===== Provided data =====

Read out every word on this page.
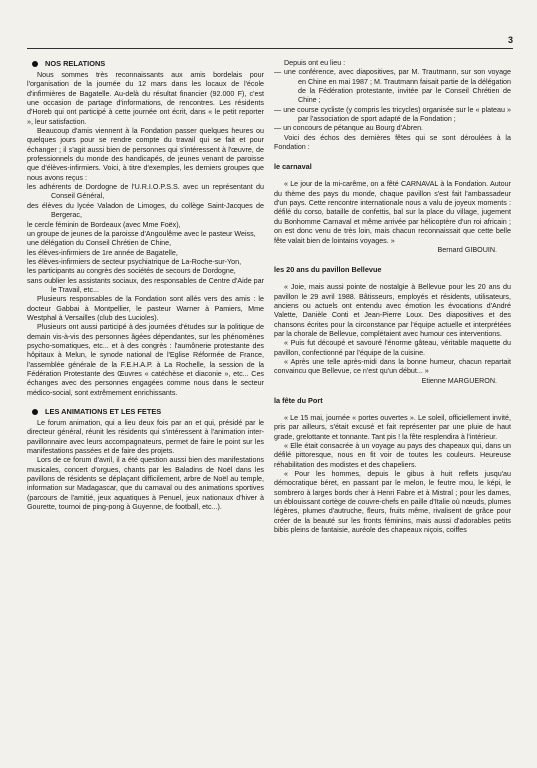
3
NOS RELATIONS

Nous sommes très reconnaissants aux amis bordelais pour l'organisation de la journée du 12 mars dans les locaux de l'école d'infirmières de Bagatelle. Au-delà du résultat financier (92.000 F), c'est une occasion de partage d'informations, de rencontres. Les résidents d'Horeb qui ont participé à cette journée ont écrit, dans « le petit reporter », leur satisfaction.

Beaucoup d'amis viennent à la Fondation passer quelques heures ou quelques jours pour se rendre compte du travail qui se fait et pour échanger ; il s'agit aussi bien de personnes qui s'intéressent à l'œuvre, de professionnels du monde des handicapés, de jeunes venant de paroisse que d'élèves-infirmiers. Voici, à titre d'exemples, les derniers groupes que nous avons reçus :

les adhérents de Dordogne de l'U.R.I.O.P.S.S. avec un représentant du Conseil Général,

des élèves du lycée Valadon de Limoges, du collège Saint-Jacques de Bergerac,

le cercle féminin de Bordeaux (avec Mme Foëx),

un groupe de jeunes de la paroisse d'Angoulême avec le pasteur Weiss,

une délégation du Conseil Chrétien de Chine,

les élèves-infirmiers de 1re année de Bagatelle,

les élèves-infirmiers de secteur psychiatrique de La-Roche-sur-Yon,

les participants au congrès des sociétés de secours de Dordogne,

sans oublier les assistants sociaux, des responsables de Centre d'Aide par le Travail, etc...

Plusieurs responsables de la Fondation sont allés vers des amis : le docteur Gabbai à Montpellier, le pasteur Warner à Pamiers, Mme Westphal à Versailles (club des Lucioles).

Plusieurs ont aussi participé à des journées d'études sur la politique de demain vis-à-vis des personnes âgées dépendantes, sur les phénomènes psycho-somatiques, etc... et à des congrès : l'aumônerie protestante des hôpitaux à Melun, le synode national de l'Eglise Réformée de France, l'assemblée générale de la F.E.H.A.P. à La Rochelle, la session de la Fédération Protestante des Œuvres « catéchèse et diaconie », etc... Ces échanges avec des personnes engagées comme nous dans le secteur médico-social, sont extrêmement enrichissants.

LES ANIMATIONS ET LES FETES

Le forum animation, qui a lieu deux fois par an et qui, présidé par le directeur général, réunit les résidents qui s'intéressent à l'animation inter-pavillonnaire avec leurs accompagnateurs, permet de faire le point sur les manifestations passées et de faire des projets.

Lors de ce forum d'avril, il a été question aussi bien des manifestations musicales, concert d'orgues, chants par les Baladins de Noël dans les pavillons de résidents se déplaçant difficilement, arbre de Noël au temple, information sur Madagascar, que du carnaval ou des animations sportives (parcours de l'amitié, jeux aquatiques à Penuel, jeux nationaux d'hiver à Gourette, tournoi de ping-pong à Guyenne, de football, etc...).

Depuis ont eu lieu :

— une conférence, avec diapositives, par M. Trautmann, sur son voyage en Chine en mai 1987 ; M. Trautmann faisait partie de la délégation de la Fédération protestante, invitée par le Conseil Chrétien de Chine ;

— une course cycliste (y compris les tricycles) organisée sur le « plateau » par l'association de sport adapté de la Fondation ;

— un concours de pétanque au Bourg d'Abren.

Voici des échos des dernières fêtes qui se sont déroulées à la Fondation :

le carnaval

« Le jour de la mi-carême, on a fêté CARNAVAL à la Fondation. Autour du thème des pays du monde, chaque pavillon s'est fait l'ambassadeur d'un pays. Cette rencontre internationale nous a valu de joyeux moments : défilé du corso, bataille de confettis, bal sur la place du village, jugement du Bonhomme Carnaval et même arrivée par hélicoptère d'un roi africain ; on est donc venu de très loin, mais chacun reconnaissait que cette belle fête valait bien de lointains voyages. »

Bernard GIBOUIN.

les 20 ans du pavillon Bellevue

« Joie, mais aussi pointe de nostalgie à Bellevue pour les 20 ans du pavillon le 29 avril 1988. Bâtisseurs, employés et résidents, utilisateurs, anciens ou actuels ont entendu avec émotion les évocations d'André Valette, Danièle Conti et Jean-Pierre Loux. Des diapositives et des chansons écrites pour la circonstance par l'équipe actuelle et interprétées par la chorale de Bellevue, complétaient avec humour ces interventions.

« Puis fut découpé et savouré l'énorme gâteau, véritable maquette du pavillon, confectionné par l'équipe de la cuisine.

« Après une telle après-midi dans la bonne humeur, chacun repartait convaincu que Bellevue, ce n'est qu'un début... »

Etienne MARGUERON.

la fête du Port

« Le 15 mai, journée « portes ouvertes ». Le soleil, officiellement invité, pris par ailleurs, s'était excusé et fait représenter par une pluie de haut grade, grelottante et tonnante. Tant pis ! la fête resplendira à l'intérieur.

« Elle était consacrée à un voyage au pays des chapeaux qui, dans un défilé pittoresque, nous en fit voir de toutes les couleurs. Heureuse réhabilitation des modistes et des chapeliers.

« Pour les hommes, depuis le gibus à huit reflets jusqu'au démocratique béret, en passant par le melon, le feutre mou, le képi, le sombrero à larges bords cher à Henri Fabre et à Mistral ; pour les dames, un éblouissant cortège de couvre-chefs en paille d'Italie où nœuds, plumes légères, plumes d'autruche, fleurs, fruits même, rivalisent de grâce pour créer de la beauté sur les fronts féminins, mais aussi d'adorables petits bibis pleins de fantaisie, auréole des chapeaux niçois, coiffes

=====

## What is required:
Transcribe the full listing above exactly, with the images removed.

## Exercise response:
Read out every word on this page.
3
NOS RELATIONS

Nous sommes très reconnaissants aux amis bordelais pour l'organisation de la journée du 12 mars dans les locaux de l'école d'infirmières de Bagatelle. Au-delà du résultat financier (92.000 F), c'est une occasion de partage d'informations, de rencontres. Les résidents d'Horeb qui ont participé à cette journée ont écrit, dans « le petit reporter », leur satisfaction.

Beaucoup d'amis viennent à la Fondation passer quelques heures ou quelques jours pour se rendre compte du travail qui se fait et pour échanger ; il s'agit aussi bien de personnes qui s'intéressent à l'œuvre, de professionnels du monde des handicapés, de jeunes venant de paroisse que d'élèves-infirmiers. Voici, à titre d'exemples, les derniers groupes que nous avons reçus :

les adhérents de Dordogne de l'U.R.I.O.P.S.S. avec un représentant du Conseil Général,

des élèves du lycée Valadon de Limoges, du collège Saint-Jacques de Bergerac,

le cercle féminin de Bordeaux (avec Mme Foëx),

un groupe de jeunes de la paroisse d'Angoulême avec le pasteur Weiss,

une délégation du Conseil Chrétien de Chine,

les élèves-infirmiers de 1re année de Bagatelle,

les élèves-infirmiers de secteur psychiatrique de La-Roche-sur-Yon,

les participants au congrès des sociétés de secours de Dordogne,

sans oublier les assistants sociaux, des responsables de Centre d'Aide par le Travail, etc...

Plusieurs responsables de la Fondation sont allés vers des amis : le docteur Gabbai à Montpellier, le pasteur Warner à Pamiers, Mme Westphal à Versailles (club des Lucioles).

Plusieurs ont aussi participé à des journées d'études sur la politique de demain vis-à-vis des personnes âgées dépendantes, sur les phénomènes psycho-somatiques, etc... et à des congrès : l'aumônerie protestante des hôpitaux à Melun, le synode national de l'Eglise Réformée de France, l'assemblée générale de la F.E.H.A.P. à La Rochelle, la session de la Fédération Protestante des Œuvres « catéchèse et diaconie », etc... Ces échanges avec des personnes engagées comme nous dans le secteur médico-social, sont extrêmement enrichissants.

LES ANIMATIONS ET LES FETES

Le forum animation, qui a lieu deux fois par an et qui, présidé par le directeur général, réunit les résidents qui s'intéressent à l'animation inter-pavillonnaire avec leurs accompagnateurs, permet de faire le point sur les manifestations passées et de faire des projets.

Lors de ce forum d'avril, il a été question aussi bien des manifestations musicales, concert d'orgues, chants par les Baladins de Noël dans les pavillons de résidents se déplaçant difficilement, arbre de Noël au temple, information sur Madagascar, que du carnaval ou des animations sportives (parcours de l'amitié, jeux aquatiques à Penuel, jeux nationaux d'hiver à Gourette, tournoi de ping-pong à Guyenne, de football, etc...).

Depuis ont eu lieu :

— une conférence, avec diapositives, par M. Trautmann, sur son voyage en Chine en mai 1987 ; M. Trautmann faisait partie de la délégation de la Fédération protestante, invitée par le Conseil Chrétien de Chine ;

— une course cycliste (y compris les tricycles) organisée sur le « plateau » par l'association de sport adapté de la Fondation ;

— un concours de pétanque au Bourg d'Abren.

Voici des échos des dernières fêtes qui se sont déroulées à la Fondation :

le carnaval

« Le jour de la mi-carême, on a fêté CARNAVAL à la Fondation. Autour du thème des pays du monde, chaque pavillon s'est fait l'ambassadeur d'un pays. Cette rencontre internationale nous a valu de joyeux moments : défilé du corso, bataille de confettis, bal sur la place du village, jugement du Bonhomme Carnaval et même arrivée par hélicoptère d'un roi africain ; on est donc venu de très loin, mais chacun reconnaissait que cette belle fête valait bien de lointains voyages. »

Bernard GIBOUIN.

les 20 ans du pavillon Bellevue

« Joie, mais aussi pointe de nostalgie à Bellevue pour les 20 ans du pavillon le 29 avril 1988. Bâtisseurs, employés et résidents, utilisateurs, anciens ou actuels ont entendu avec émotion les évocations d'André Valette, Danièle Conti et Jean-Pierre Loux. Des diapositives et des chansons écrites pour la circonstance par l'équipe actuelle et interprétées par la chorale de Bellevue, complétaient avec humour ces interventions.

« Puis fut découpé et savouré l'énorme gâteau, véritable maquette du pavillon, confectionné par l'équipe de la cuisine.

« Après une telle après-midi dans la bonne humeur, chacun repartait convaincu que Bellevue, ce n'est qu'un début... »

Etienne MARGUERON.

la fête du Port

« Le 15 mai, journée « portes ouvertes ». Le soleil, officiellement invité, pris par ailleurs, s'était excusé et fait représenter par une pluie de haut grade, grelottante et tonnante. Tant pis ! la fête resplendira à l'intérieur.

« Elle était consacrée à un voyage au pays des chapeaux qui, dans un défilé pittoresque, nous en fit voir de toutes les couleurs. Heureuse réhabilitation des modistes et des chapeliers.

« Pour les hommes, depuis le gibus à huit reflets jusqu'au démocratique béret, en passant par le melon, le feutre mou, le képi, le sombrero à larges bords cher à Henri Fabre et à Mistral ; pour les dames, un éblouissant cortège de couvre-chefs en paille d'Italie où nœuds, plumes légères, plumes d'autruche, fleurs, fruits même, rivalisent de grâce pour créer de la beauté sur les fronts féminins, mais aussi d'adorables petits bibis pleins de fantaisie, auréole des chapeaux niçois, coiffes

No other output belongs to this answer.